[Stored records]
----------

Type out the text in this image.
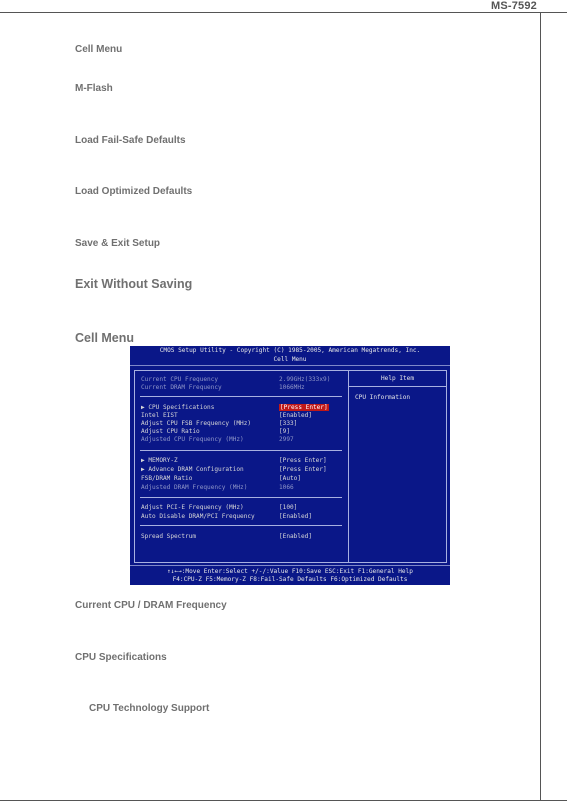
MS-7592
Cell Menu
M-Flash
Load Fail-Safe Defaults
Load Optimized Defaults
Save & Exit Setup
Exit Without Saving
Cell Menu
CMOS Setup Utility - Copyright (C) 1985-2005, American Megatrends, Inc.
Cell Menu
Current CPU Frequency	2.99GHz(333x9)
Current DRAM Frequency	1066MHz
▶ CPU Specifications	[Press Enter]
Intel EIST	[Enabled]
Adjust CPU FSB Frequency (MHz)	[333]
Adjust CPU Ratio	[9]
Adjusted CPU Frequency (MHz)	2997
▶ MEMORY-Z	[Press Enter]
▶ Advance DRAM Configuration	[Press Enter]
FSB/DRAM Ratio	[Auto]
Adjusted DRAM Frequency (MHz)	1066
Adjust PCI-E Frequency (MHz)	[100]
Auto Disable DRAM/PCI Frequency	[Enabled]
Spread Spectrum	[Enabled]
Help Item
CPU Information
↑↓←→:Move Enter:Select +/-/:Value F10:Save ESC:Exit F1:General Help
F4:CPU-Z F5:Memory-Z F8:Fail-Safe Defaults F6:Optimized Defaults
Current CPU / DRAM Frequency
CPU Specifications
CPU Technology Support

----------

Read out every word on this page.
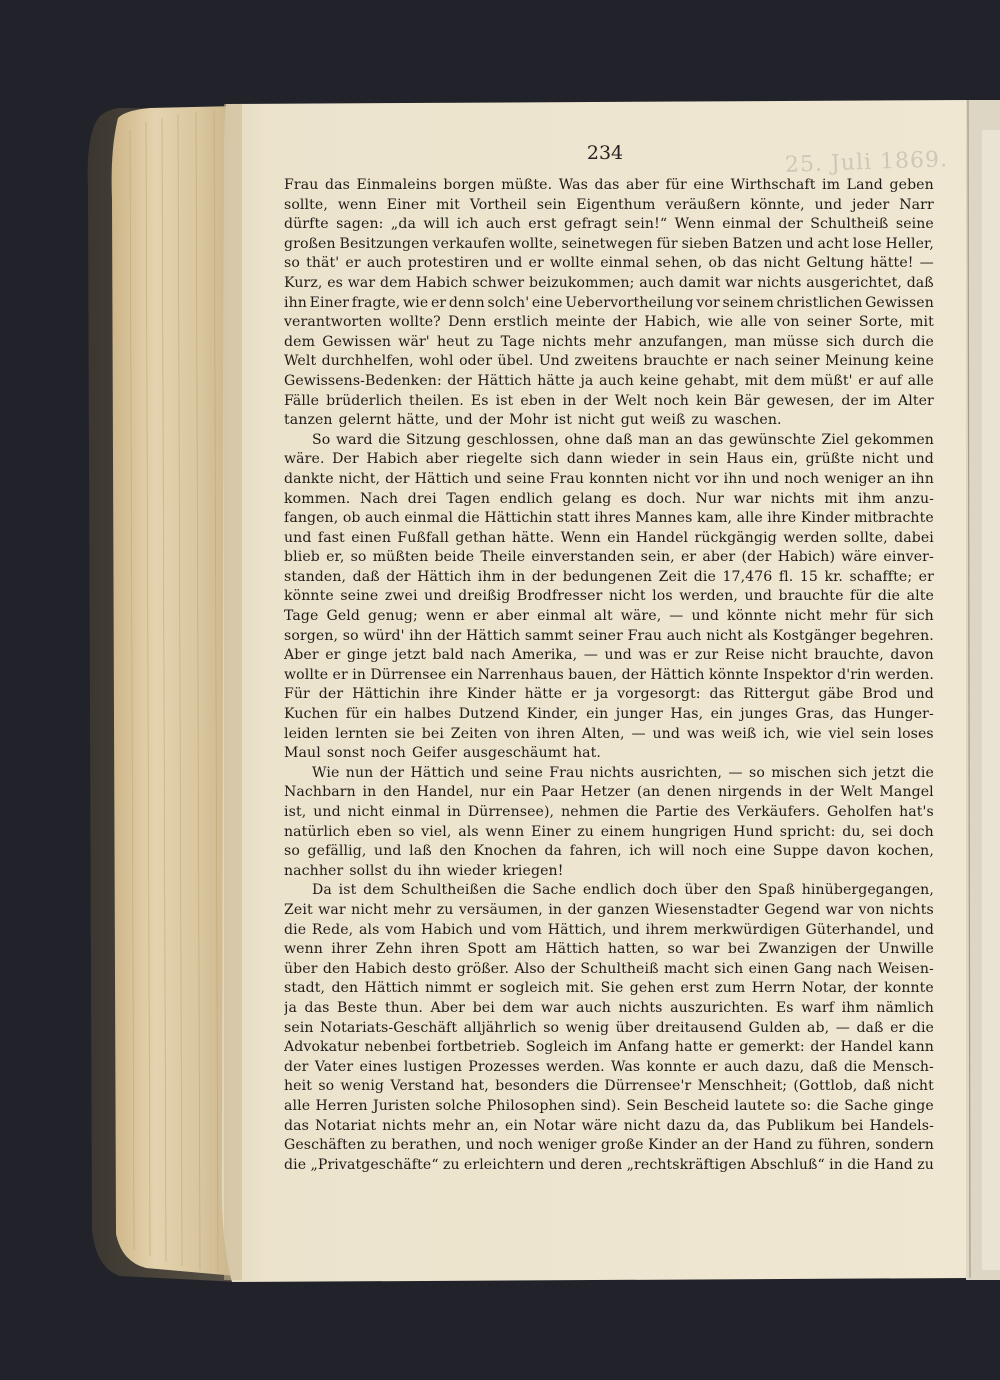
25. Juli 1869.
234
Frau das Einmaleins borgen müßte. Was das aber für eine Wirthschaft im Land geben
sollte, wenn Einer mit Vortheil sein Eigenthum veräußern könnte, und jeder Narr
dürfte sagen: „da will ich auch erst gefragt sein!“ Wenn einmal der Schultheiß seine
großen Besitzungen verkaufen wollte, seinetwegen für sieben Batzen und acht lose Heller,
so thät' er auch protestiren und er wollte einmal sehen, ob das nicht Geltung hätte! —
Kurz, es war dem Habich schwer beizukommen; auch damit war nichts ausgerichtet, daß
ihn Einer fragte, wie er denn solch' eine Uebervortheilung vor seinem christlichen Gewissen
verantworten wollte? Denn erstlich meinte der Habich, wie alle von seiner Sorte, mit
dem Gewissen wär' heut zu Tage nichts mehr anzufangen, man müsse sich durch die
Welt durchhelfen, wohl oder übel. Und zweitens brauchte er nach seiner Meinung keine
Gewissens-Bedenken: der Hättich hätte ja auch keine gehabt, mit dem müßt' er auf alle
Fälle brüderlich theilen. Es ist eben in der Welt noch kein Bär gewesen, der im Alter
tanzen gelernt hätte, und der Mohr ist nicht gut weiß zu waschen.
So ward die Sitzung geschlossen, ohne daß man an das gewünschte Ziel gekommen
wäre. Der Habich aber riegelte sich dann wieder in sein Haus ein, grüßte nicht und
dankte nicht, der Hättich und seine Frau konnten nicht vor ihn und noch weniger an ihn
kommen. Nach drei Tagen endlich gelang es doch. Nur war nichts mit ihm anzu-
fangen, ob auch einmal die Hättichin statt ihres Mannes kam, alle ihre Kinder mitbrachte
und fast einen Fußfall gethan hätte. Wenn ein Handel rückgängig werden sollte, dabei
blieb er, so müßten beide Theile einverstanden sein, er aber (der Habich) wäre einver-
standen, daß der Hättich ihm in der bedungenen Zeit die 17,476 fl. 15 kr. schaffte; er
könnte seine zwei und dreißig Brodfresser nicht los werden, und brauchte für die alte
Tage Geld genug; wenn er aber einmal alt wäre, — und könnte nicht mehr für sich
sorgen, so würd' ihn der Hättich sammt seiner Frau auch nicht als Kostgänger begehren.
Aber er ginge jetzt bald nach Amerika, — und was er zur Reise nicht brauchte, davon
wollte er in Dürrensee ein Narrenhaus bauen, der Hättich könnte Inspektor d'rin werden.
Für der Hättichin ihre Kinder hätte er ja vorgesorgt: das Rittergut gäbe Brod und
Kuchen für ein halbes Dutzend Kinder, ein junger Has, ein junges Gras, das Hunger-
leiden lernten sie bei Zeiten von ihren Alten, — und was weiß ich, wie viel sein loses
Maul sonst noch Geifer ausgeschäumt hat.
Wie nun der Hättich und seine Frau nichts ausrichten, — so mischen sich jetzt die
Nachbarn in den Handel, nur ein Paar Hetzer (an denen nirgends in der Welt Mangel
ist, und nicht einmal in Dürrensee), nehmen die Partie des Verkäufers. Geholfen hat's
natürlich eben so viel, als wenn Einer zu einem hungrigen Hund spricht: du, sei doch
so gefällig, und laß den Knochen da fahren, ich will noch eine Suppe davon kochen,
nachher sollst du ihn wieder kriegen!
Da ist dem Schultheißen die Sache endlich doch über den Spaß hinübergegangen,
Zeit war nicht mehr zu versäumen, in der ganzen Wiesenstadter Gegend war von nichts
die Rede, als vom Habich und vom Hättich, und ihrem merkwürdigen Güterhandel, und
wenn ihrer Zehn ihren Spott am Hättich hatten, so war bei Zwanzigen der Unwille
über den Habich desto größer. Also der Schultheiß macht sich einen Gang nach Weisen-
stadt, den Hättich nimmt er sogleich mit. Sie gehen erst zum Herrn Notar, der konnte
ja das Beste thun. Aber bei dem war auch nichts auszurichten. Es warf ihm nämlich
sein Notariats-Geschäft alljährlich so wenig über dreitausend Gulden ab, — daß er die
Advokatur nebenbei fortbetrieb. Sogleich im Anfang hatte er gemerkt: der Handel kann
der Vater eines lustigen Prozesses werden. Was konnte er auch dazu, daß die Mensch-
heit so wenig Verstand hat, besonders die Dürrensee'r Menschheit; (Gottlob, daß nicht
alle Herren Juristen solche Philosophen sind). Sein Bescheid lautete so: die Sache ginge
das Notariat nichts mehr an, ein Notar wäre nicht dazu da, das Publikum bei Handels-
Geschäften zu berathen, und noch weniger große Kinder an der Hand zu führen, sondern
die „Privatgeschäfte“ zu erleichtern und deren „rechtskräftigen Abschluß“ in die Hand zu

----------

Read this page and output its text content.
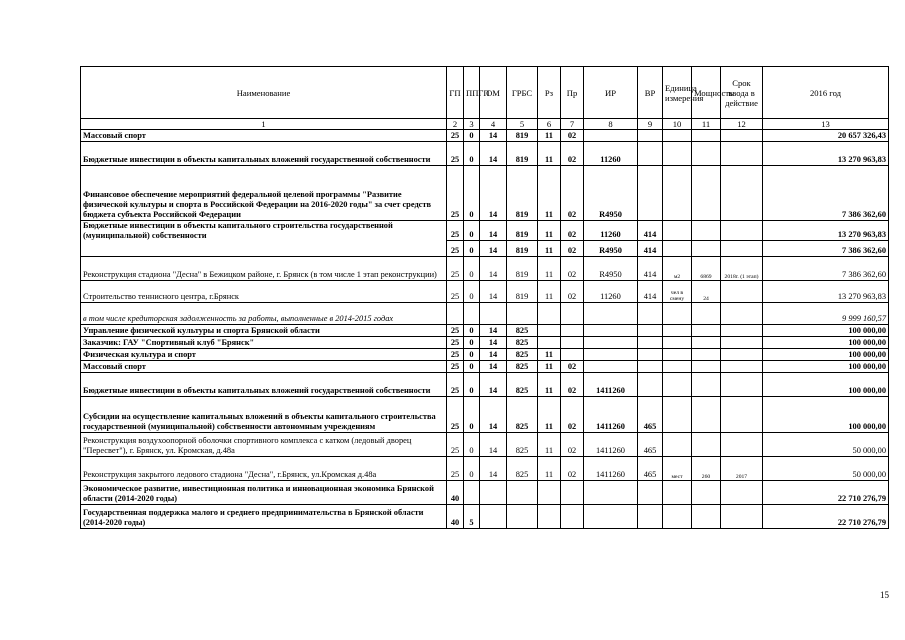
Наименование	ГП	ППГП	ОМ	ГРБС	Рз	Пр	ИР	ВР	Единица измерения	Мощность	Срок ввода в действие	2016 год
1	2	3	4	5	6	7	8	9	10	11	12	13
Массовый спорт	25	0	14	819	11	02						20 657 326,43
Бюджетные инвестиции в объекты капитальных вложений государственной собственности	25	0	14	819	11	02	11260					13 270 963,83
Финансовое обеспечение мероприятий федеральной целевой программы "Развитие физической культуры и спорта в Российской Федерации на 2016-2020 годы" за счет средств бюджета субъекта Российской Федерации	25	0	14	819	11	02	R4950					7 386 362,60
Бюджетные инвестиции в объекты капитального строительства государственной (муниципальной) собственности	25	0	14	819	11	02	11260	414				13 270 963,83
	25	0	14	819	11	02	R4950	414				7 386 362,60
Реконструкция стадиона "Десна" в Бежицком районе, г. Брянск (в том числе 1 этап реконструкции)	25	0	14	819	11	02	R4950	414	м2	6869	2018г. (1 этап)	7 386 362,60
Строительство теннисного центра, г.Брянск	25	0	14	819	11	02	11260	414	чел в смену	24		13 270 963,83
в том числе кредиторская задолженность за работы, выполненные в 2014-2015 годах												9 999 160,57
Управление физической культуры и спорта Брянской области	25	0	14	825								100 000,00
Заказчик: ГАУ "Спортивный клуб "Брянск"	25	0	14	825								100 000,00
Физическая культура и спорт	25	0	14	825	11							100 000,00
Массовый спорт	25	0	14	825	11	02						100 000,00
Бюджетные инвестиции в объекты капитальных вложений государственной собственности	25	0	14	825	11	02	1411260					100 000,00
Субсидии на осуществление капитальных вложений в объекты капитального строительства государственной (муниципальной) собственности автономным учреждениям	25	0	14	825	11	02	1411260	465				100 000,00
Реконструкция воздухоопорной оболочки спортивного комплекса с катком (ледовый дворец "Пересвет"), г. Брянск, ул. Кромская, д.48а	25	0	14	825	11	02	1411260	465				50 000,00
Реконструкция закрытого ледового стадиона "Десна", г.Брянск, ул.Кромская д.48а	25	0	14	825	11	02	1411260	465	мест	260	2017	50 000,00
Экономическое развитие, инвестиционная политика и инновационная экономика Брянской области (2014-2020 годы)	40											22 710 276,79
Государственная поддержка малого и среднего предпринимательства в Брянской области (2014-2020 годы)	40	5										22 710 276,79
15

----------

For the listing above, identify each line bearing "wollte".

großen Besitzungen verkaufen wollte, seinetwegen für sieben Batzen und acht lose Heller,
so thät' er auch protestiren und er wollte einmal sehen, ob das nicht Geltung hätte! —
verantworten wollte? Denn erstlich meinte der Habich, wie alle von seiner Sorte, mit
wollte er in Dürrensee ein Narrenhaus bauen, der Hättich könnte Inspektor d'rin werden.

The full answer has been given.